* Your goal
Rewrite the part of the dialysis trial summary between "Methods: Using a" and "withdrawal (secondary endpoint).", inclusive, changing "three-monthly" to "monthly".

* Excerpt

_____

1NHMRC Clinical Trials Centre, The Universty of Sydney, Camperdown, Australia, 2Australia and New Zealand Dialysis and Transplant Registry (ANZDATA), Adelaide, Australia, 3School of Medicine, University of Tasmania, Hobart, Australia, 4Australian Institute of Health Innovation, Macquarie University, North Ryde, Australia, 5New Royal Adelaide Hospital, Adelaide, Australia, 6University of Otago Christchurch, Christchurch , New Zealand, 7UK Renal Registry and University of Bristol, Bristol, UK, 8National French ESRD registry REIN, French Agence de la biomedicine, Paris , France, 9Metro South and Ipswich Nephrology and Transplant Services, Brisbane, Australia, 10Centre for Kidney Research, Westmead hospital, The University of Sydney, Westmead, Australia, 11Alberta Health Services Kidney Strategic Clinical Network, University of Calgary, Calgary, Canada, 12Western Sydney Renal Service, Westmead, Australia, 13Australasian Kidney Trials Network, University of Queensland, Brisbane , Australia
Aim: To determine whether regular symptom monitoring with feedback to the renal team can improve health-related quality of life and overall survival among adults with end-stage kidney disease (ESKD) managed with facility-haemodialysis.
Background: Women and men on haemodialysis frequently experience symptoms of severe or overwhelming pain, fatigue, nausea, cramping, itching, trouble sleeping, and depression that contribute to poor quality of life. A focus on laboratory biomarkers of lower relevance to patients, may have resulted in missed opportunities to intervene and reduce symptoms and improve health-related quality of life. Recent trials in other clinical settings have shown that active symptom management can improve overall survival.
Methods: Using a novel ANZDATA registry-based cluster randomised trial design, with adults receiving haemodialysis, the proposed trial will test the hypothesis that: 1) three-monthly symptom monitoring using the IPOS-Renal tool with feedback to clinicians improves health-related quality of life (measured by the EQ-5D), dialysis duration and frequency, and cause-specific mortality compared with usual care; and 2) electronic capture of patient-reported outcomes within a clinical quality registry is cost-effective. A two-arm design of 160 clusters (~3072 individuals) has 90% power to detect a 7% clinically meaningful increase in health-related quality of life (primary endpoint); and 80% power to detect an 11% reduction in deaths from dialysis withdrawal (secondary endpoint).

_____

* Extracted data
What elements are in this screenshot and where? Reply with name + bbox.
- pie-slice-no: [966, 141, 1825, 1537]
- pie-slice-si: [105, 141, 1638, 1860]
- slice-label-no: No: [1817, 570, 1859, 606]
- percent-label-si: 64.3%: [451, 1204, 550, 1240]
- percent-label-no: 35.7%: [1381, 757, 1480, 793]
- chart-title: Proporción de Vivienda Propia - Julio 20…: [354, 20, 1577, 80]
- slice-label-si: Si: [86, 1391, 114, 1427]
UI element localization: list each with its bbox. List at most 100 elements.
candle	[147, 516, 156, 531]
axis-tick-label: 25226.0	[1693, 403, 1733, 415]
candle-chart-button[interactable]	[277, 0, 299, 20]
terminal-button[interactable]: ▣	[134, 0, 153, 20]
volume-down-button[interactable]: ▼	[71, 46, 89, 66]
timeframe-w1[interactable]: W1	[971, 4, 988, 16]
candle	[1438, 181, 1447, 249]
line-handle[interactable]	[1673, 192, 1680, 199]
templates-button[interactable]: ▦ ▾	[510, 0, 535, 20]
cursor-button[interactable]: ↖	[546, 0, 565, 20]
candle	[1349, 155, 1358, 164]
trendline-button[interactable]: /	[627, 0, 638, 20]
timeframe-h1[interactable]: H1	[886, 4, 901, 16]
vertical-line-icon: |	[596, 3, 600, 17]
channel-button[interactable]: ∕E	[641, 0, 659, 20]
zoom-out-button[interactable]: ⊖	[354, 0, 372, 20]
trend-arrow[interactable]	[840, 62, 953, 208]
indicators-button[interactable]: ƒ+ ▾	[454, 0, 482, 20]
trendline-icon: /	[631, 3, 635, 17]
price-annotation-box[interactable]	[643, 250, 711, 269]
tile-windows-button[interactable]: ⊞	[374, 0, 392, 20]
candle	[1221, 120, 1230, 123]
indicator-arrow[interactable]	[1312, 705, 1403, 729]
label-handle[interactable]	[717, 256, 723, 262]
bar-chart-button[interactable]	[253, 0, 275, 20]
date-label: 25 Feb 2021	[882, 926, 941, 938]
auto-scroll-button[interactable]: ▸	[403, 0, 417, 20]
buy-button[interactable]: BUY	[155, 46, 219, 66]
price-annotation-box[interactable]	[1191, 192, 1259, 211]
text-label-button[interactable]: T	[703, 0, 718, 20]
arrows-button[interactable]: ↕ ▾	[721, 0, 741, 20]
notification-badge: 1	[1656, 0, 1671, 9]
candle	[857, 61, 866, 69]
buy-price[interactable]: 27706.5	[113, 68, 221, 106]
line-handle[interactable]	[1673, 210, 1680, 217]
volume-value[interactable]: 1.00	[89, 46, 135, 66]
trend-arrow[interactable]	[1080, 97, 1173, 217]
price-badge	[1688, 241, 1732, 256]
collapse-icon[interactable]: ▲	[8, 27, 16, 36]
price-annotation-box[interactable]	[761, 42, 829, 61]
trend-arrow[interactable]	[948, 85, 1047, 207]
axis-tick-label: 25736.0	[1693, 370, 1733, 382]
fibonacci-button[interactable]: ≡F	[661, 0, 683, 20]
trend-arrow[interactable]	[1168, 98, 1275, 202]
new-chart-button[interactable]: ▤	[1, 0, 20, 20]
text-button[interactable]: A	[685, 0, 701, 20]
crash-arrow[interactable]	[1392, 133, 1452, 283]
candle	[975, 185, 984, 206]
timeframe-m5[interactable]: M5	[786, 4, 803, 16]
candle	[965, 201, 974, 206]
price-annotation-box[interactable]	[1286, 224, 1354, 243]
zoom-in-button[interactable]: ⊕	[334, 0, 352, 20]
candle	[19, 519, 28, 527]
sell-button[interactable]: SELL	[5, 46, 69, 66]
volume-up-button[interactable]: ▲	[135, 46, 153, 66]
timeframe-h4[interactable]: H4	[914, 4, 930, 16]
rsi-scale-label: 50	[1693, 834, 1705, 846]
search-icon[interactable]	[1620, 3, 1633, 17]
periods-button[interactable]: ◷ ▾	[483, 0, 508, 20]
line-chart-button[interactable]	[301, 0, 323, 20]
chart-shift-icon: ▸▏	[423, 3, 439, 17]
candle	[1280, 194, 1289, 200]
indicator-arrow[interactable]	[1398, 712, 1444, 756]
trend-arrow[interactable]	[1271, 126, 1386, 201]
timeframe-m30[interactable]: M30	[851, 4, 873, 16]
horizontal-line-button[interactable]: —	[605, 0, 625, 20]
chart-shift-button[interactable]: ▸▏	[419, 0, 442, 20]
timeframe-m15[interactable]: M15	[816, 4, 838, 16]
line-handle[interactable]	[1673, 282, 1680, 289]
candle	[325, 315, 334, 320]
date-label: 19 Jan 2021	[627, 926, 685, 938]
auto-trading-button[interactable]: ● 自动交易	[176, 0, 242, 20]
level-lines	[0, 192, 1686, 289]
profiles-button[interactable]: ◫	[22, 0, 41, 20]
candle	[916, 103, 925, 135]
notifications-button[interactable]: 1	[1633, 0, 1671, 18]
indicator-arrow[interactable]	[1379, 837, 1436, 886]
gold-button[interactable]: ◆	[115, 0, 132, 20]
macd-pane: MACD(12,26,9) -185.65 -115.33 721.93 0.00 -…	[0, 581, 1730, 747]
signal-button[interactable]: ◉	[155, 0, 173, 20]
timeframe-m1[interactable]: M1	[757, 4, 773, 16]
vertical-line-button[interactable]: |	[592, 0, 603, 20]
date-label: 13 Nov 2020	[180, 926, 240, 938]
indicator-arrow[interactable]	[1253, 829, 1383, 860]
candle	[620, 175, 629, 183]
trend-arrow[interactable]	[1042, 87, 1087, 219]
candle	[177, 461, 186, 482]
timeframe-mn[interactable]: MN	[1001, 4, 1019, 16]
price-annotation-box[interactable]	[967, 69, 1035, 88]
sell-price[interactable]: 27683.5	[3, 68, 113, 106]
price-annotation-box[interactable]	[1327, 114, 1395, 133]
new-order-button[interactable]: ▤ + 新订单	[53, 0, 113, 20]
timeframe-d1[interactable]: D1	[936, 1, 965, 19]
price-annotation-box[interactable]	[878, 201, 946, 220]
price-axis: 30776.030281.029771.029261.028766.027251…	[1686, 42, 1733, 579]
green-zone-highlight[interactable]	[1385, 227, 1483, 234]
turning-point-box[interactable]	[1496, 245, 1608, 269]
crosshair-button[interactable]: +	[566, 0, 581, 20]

_____

* Reply to the exercise
Methods: Using a novel ANZDATA registry-based cluster randomised trial design, with adults receiving haemodialysis, the proposed trial will test the hypothesis that: 1) monthly symptom monitoring using the IPOS-Renal tool with feedback to clinicians improves health-related quality of life (measured by the EQ-5D), dialysis duration and frequency, and cause-specific mortality compared with usual care; and 2) electronic capture of patient-reported outcomes within a clinical quality registry is cost-effective. A two-arm design of 160 clusters (~3072 individuals) has 90% power to detect a 7% clinically meaningful increase in health-related quality of life (primary endpoint); and 80% power to detect an 11% reduction in deaths from dialysis withdrawal (secondary endpoint).